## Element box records
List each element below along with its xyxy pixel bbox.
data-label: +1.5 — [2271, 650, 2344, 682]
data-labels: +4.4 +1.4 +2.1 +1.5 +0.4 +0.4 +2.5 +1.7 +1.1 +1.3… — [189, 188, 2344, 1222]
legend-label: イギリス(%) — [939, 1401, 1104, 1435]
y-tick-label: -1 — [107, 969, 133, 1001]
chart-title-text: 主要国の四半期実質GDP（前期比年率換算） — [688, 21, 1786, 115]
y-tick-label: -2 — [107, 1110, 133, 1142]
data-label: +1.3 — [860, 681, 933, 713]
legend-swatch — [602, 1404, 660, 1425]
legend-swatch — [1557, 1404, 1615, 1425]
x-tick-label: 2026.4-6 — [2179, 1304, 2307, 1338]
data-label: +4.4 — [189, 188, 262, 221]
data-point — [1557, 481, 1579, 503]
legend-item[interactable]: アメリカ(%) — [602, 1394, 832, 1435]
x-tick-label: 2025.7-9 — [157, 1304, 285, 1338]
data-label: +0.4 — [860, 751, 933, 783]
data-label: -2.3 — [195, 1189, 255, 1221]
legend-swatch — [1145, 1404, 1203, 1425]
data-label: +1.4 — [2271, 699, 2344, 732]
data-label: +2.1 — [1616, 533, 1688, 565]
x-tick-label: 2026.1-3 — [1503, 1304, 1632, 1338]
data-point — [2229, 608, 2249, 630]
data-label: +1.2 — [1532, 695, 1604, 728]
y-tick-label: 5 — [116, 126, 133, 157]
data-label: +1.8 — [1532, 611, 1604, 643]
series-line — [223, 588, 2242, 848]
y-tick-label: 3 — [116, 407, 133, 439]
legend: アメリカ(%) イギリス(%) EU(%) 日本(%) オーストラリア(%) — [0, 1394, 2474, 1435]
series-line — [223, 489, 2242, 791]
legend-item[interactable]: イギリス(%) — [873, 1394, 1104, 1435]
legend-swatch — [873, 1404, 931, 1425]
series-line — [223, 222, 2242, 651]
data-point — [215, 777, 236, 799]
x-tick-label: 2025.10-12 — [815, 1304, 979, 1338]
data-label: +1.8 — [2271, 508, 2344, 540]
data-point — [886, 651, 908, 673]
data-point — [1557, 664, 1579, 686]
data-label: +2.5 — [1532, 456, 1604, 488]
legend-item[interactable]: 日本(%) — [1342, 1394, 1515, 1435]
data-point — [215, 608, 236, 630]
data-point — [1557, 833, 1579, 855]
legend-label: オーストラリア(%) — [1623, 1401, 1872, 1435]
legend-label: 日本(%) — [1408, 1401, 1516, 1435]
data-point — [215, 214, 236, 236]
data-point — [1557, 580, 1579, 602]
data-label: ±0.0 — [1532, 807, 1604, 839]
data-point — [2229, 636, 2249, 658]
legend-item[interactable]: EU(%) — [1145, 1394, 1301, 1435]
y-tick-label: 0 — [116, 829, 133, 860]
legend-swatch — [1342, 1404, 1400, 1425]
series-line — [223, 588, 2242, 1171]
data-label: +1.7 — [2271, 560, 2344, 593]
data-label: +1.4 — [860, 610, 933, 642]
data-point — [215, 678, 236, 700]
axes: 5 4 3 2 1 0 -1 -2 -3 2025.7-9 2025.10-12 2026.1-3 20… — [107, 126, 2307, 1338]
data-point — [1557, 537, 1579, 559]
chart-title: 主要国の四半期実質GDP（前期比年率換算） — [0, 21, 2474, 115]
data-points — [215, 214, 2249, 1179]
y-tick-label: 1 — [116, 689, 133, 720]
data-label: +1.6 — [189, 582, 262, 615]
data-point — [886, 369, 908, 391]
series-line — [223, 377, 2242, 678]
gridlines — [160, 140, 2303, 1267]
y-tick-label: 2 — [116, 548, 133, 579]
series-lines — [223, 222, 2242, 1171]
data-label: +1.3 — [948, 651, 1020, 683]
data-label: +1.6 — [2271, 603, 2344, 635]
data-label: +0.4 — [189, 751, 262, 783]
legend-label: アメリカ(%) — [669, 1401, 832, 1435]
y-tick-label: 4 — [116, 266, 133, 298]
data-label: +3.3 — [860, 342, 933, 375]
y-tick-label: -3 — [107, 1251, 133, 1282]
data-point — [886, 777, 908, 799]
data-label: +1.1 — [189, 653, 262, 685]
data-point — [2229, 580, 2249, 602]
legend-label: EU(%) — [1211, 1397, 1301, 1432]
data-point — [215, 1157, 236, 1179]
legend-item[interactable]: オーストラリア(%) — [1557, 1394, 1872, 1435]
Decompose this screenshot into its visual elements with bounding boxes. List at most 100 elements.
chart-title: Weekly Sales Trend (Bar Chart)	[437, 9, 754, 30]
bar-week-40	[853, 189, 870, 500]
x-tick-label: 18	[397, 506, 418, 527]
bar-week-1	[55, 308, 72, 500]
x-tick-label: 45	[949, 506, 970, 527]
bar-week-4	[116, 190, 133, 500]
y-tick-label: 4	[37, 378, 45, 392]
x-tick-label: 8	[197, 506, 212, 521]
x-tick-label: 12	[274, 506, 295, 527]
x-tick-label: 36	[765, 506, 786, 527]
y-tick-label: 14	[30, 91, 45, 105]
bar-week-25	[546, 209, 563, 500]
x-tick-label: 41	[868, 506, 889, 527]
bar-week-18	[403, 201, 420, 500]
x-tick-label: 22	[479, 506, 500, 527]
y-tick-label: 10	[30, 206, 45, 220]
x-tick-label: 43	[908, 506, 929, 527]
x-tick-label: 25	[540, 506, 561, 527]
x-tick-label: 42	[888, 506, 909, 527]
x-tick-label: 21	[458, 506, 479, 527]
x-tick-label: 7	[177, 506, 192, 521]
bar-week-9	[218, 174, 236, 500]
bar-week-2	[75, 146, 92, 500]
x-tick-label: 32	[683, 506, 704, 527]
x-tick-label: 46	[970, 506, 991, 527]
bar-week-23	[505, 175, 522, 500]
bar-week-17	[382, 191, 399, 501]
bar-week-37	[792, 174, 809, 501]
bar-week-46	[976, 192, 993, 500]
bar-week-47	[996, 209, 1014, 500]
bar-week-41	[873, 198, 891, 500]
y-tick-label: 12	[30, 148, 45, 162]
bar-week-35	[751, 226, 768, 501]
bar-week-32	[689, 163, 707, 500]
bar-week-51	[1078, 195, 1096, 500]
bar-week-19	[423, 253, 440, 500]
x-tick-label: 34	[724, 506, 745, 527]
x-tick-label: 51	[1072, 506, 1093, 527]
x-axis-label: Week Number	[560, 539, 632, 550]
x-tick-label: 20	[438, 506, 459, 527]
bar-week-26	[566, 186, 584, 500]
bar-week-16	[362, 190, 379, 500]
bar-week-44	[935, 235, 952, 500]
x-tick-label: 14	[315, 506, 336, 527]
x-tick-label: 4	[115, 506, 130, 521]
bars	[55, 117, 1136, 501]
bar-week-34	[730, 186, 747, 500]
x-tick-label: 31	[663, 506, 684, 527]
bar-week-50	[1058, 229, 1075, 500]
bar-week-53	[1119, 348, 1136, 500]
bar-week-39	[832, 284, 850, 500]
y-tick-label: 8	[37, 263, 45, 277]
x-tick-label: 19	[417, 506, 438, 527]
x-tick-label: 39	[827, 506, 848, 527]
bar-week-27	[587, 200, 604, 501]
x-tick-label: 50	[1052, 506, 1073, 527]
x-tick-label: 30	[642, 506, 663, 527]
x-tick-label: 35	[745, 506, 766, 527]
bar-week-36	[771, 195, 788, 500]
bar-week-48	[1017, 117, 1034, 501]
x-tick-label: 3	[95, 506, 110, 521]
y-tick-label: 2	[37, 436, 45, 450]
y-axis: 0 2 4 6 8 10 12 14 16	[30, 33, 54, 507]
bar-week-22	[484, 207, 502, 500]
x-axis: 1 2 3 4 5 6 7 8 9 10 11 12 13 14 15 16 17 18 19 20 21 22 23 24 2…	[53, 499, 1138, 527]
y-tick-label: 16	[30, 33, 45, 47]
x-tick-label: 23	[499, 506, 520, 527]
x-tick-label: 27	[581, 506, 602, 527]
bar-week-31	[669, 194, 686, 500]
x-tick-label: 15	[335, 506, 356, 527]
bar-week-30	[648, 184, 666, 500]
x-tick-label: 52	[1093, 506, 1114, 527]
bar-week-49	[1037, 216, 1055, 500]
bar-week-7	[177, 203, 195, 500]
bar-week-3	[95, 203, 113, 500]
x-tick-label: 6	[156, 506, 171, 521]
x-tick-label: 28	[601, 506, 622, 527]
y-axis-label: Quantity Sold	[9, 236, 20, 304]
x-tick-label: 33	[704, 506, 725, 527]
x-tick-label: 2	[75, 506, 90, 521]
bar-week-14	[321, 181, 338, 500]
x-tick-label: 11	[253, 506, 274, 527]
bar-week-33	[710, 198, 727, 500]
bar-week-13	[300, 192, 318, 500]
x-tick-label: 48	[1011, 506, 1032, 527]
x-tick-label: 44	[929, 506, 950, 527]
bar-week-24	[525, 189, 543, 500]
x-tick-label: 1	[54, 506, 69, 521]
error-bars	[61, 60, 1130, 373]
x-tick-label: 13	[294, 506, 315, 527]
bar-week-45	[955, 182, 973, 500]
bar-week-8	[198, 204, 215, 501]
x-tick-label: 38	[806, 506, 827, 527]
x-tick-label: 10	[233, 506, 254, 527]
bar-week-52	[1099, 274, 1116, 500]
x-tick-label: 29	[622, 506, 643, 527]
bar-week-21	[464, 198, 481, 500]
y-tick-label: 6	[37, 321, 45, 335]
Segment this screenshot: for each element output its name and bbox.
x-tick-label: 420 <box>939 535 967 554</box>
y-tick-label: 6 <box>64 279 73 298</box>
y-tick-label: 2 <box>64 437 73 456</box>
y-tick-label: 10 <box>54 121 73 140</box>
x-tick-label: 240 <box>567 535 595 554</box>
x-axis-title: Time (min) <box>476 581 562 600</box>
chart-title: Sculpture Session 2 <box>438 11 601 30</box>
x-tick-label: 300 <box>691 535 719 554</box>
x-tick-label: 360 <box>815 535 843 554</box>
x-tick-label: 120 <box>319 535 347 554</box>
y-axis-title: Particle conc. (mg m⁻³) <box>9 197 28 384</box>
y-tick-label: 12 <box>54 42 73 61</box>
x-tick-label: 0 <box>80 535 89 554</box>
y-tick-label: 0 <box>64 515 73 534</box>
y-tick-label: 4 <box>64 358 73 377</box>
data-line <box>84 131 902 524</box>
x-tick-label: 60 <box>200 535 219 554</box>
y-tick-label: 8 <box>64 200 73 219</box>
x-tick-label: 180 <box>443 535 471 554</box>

## Written request
Copy the lines of the material verbatim, starting with the very first line and continuing through the line with "series-line — [223, 489, 2242, 791]".

## Result
List each element below along with its xyxy pixel bbox.
data-label: +1.5 — [2271, 650, 2344, 682]
data-labels: +4.4 +1.4 +2.1 +1.5 +0.4 +0.4 +2.5 +1.7 +1.1 +1.3… — [189, 188, 2344, 1222]
legend-label: イギリス(%) — [939, 1401, 1104, 1435]
y-tick-label: -1 — [107, 969, 133, 1001]
chart-title-text: 主要国の四半期実質GDP（前期比年率換算） — [688, 21, 1786, 115]
y-tick-label: -2 — [107, 1110, 133, 1142]
data-label: +1.3 — [860, 681, 933, 713]
legend-swatch — [602, 1404, 660, 1425]
legend-swatch — [1557, 1404, 1615, 1425]
x-tick-label: 2026.4-6 — [2179, 1304, 2307, 1338]
data-label: +4.4 — [189, 188, 262, 221]
data-point — [1557, 481, 1579, 503]
legend-item[interactable]: アメリカ(%) — [602, 1394, 832, 1435]
x-tick-label: 2025.7-9 — [157, 1304, 285, 1338]
data-label: +0.4 — [860, 751, 933, 783]
data-label: -2.3 — [195, 1189, 255, 1221]
legend-swatch — [1145, 1404, 1203, 1425]
data-label: +1.4 — [2271, 699, 2344, 732]
data-label: +2.1 — [1616, 533, 1688, 565]
x-tick-label: 2026.1-3 — [1503, 1304, 1632, 1338]
data-point — [2229, 608, 2249, 630]
data-label: +1.2 — [1532, 695, 1604, 728]
y-tick-label: 5 — [116, 126, 133, 157]
data-label: +1.8 — [1532, 611, 1604, 643]
series-line — [223, 588, 2242, 848]
y-tick-label: 3 — [116, 407, 133, 439]
legend: アメリカ(%) イギリス(%) EU(%) 日本(%) オーストラリア(%) — [0, 1394, 2474, 1435]
series-line — [223, 489, 2242, 791]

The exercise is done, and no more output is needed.